▶ **Task directions**
Where a line of the material contains the string "title", copy that line.
-------
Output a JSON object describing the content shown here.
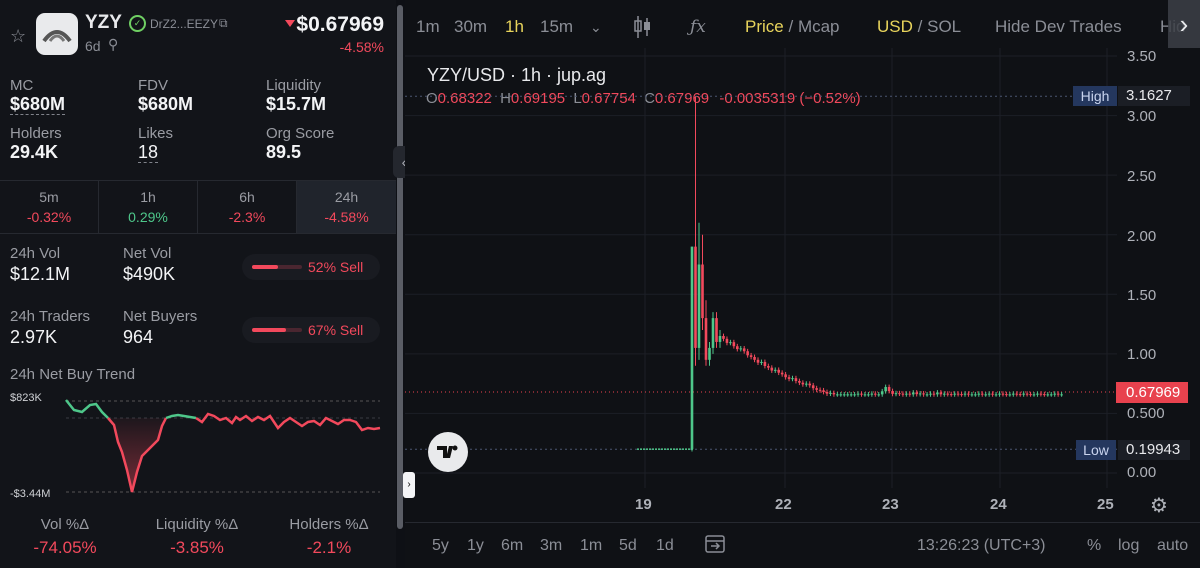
{
  "token": {
    "symbol": "YZY",
    "address": "DrZ2...EEZY",
    "age": "6d",
    "price": "$0.67969",
    "price_change": "-4.58%"
  },
  "stats": [
    {
      "label": "MC",
      "value": "$680M",
      "underline": true
    },
    {
      "label": "FDV",
      "value": "$680M",
      "underline": false
    },
    {
      "label": "Liquidity",
      "value": "$15.7M",
      "underline": false
    },
    {
      "label": "Holders",
      "value": "29.4K",
      "underline": false
    },
    {
      "label": "Likes",
      "value": "18",
      "underline": true
    },
    {
      "label": "Org Score",
      "value": "89.5",
      "underline": false
    }
  ],
  "timeframes": [
    {
      "label": "5m",
      "value": "-0.32%"
    },
    {
      "label": "1h",
      "value": "0.29%"
    },
    {
      "label": "6h",
      "value": "-2.3%"
    },
    {
      "label": "24h",
      "value": "-4.58%"
    }
  ],
  "volume": {
    "vol_label": "24h Vol",
    "vol_value": "$12.1M",
    "net_vol_label": "Net Vol",
    "net_vol_value": "$490K",
    "sell_pct_1": "52% Sell",
    "sell_frac_1": 0.52,
    "traders_label": "24h Traders",
    "traders_value": "2.97K",
    "net_buyers_label": "Net Buyers",
    "net_buyers_value": "964",
    "sell_pct_2": "67% Sell",
    "sell_frac_2": 0.67
  },
  "trend": {
    "title": "24h Net Buy Trend",
    "max_label": "$823K",
    "min_label": "-$3.44M"
  },
  "deltas": [
    {
      "label": "Vol %Δ",
      "value": "-74.05%"
    },
    {
      "label": "Liquidity %Δ",
      "value": "-3.85%"
    },
    {
      "label": "Holders %Δ",
      "value": "-2.1%"
    }
  ],
  "toolbar": {
    "intervals": [
      "1m",
      "30m",
      "1h",
      "15m"
    ],
    "price": "Price",
    "sep1": "/",
    "mcap": "Mcap",
    "usd": "USD",
    "sep2": "/",
    "sol": "SOL",
    "hide_dev": "Hide Dev Trades",
    "hidden": "Hid"
  },
  "chart_header": {
    "title": "YZY/USD · 1h · jup.ag",
    "o_lbl": "O",
    "o": "0.68322",
    "h_lbl": "H",
    "h": "0.69195",
    "l_lbl": "L",
    "l": "0.67754",
    "c_lbl": "C",
    "c": "0.67969",
    "chg": "-0.0035319 (−0.52%)"
  },
  "chart_data": {
    "type": "candlestick",
    "y_ticks": [
      "3.50",
      "3.00",
      "2.50",
      "2.00",
      "1.50",
      "1.00",
      "0.500",
      "0.00"
    ],
    "x_ticks": [
      "19",
      "22",
      "23",
      "24",
      "25"
    ],
    "high_label": "High",
    "high_value": "3.1627",
    "low_label": "Low",
    "low_value": "0.19943",
    "last_price": "0.67969"
  },
  "bottom": {
    "ranges": [
      "5y",
      "1y",
      "6m",
      "3m",
      "1m",
      "5d",
      "1d"
    ],
    "time": "13:26:23 (UTC+3)",
    "pct": "%",
    "log": "log",
    "auto": "auto"
  }
}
-------
▶ **Solution for this problem**
    "title": "24h Net Buy Trend",
    "title": "YZY/USD · 1h · jup.ag",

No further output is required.